▸ Given records:
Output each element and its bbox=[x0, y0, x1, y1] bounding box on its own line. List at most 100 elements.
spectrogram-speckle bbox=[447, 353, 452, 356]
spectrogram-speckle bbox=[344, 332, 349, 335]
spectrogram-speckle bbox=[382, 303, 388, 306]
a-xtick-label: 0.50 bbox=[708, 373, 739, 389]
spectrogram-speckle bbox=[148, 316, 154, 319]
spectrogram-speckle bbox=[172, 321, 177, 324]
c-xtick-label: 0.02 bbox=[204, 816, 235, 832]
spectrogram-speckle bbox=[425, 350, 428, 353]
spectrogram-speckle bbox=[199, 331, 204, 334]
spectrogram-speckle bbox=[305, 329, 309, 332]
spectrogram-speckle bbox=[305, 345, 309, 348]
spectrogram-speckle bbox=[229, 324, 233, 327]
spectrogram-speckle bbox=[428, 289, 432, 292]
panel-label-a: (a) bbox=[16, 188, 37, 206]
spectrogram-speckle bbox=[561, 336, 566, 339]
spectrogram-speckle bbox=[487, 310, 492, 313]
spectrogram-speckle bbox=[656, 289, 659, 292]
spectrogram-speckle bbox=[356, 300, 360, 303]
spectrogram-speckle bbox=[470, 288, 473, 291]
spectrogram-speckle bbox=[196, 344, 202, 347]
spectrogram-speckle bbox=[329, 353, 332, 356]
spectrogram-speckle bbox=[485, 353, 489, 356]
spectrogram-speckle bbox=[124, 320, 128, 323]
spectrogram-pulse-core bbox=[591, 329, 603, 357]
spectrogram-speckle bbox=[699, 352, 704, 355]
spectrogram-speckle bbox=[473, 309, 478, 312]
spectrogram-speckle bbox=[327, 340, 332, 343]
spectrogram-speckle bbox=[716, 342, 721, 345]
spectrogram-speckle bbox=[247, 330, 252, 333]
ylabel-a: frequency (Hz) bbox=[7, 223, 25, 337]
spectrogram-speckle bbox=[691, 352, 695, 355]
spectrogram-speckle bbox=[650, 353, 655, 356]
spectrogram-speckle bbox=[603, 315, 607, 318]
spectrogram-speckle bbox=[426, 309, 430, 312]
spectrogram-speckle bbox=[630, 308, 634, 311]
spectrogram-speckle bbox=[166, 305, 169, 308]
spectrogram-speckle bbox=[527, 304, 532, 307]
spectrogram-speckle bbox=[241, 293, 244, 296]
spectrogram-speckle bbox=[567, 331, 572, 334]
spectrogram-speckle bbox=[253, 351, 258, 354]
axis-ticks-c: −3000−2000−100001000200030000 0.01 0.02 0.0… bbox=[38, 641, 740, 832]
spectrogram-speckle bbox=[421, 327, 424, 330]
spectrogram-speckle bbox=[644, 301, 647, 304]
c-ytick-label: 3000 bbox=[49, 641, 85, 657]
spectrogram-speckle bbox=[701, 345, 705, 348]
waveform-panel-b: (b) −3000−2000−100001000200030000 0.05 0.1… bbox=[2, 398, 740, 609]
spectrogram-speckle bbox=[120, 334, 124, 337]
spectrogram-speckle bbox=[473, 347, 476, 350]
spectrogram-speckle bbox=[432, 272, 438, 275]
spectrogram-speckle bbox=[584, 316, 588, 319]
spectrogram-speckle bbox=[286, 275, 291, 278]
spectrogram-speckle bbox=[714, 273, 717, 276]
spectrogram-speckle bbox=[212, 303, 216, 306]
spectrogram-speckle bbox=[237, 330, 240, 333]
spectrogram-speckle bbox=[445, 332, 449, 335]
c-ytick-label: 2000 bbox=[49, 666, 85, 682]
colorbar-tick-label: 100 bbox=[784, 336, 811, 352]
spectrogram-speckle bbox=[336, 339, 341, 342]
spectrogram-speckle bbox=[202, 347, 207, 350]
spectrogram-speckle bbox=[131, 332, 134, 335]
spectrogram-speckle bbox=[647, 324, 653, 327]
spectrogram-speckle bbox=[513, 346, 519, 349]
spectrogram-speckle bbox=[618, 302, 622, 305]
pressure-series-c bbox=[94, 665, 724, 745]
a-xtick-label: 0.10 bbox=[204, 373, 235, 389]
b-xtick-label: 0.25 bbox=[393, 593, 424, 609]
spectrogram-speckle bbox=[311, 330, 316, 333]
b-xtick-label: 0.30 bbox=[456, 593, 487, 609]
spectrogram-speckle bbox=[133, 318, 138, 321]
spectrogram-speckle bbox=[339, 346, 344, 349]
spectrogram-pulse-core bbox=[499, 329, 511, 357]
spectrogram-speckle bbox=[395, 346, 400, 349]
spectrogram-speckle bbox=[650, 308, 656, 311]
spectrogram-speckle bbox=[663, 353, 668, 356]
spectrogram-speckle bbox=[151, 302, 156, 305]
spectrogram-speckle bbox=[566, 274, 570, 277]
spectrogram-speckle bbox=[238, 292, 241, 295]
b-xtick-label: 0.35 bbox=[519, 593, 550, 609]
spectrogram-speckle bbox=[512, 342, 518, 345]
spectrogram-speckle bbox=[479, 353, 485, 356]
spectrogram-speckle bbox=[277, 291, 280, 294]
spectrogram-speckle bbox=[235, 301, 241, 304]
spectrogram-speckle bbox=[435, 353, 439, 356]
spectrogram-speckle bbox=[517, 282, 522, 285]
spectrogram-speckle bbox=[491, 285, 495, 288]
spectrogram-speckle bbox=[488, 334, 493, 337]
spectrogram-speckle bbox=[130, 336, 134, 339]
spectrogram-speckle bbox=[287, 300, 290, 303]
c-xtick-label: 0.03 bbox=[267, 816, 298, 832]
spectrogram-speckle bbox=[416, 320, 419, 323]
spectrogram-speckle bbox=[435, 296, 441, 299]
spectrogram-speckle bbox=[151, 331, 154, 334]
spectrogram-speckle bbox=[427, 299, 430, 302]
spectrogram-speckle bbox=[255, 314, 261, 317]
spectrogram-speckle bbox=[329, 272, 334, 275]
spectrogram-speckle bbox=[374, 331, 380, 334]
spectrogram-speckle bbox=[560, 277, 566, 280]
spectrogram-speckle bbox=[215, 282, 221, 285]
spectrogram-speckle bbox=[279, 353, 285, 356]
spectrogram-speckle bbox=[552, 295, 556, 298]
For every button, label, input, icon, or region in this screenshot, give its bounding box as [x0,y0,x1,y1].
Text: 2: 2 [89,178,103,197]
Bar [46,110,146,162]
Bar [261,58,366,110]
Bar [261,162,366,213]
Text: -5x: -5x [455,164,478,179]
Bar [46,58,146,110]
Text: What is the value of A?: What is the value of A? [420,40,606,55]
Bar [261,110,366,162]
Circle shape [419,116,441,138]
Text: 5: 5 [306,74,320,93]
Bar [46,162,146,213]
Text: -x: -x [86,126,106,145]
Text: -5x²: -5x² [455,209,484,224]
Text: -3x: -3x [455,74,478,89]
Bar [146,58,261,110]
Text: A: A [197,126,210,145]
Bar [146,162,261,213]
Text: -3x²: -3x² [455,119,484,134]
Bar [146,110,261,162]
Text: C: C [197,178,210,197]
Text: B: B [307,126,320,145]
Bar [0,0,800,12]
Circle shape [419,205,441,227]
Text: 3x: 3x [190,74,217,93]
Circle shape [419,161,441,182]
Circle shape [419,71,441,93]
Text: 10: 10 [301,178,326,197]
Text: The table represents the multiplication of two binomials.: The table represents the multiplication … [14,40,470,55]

▸ Task:
Which lines in the data above contain the string "bounding"? Collect and copy each one in full.

▸ The result:
Output each element and its bbox=[x0, y0, x1, y1] bounding box on its own line. List at most 100 elements.
For every button, label, input, icon, or region in this screenshot, give its bounding box as [x0,y0,x1,y1].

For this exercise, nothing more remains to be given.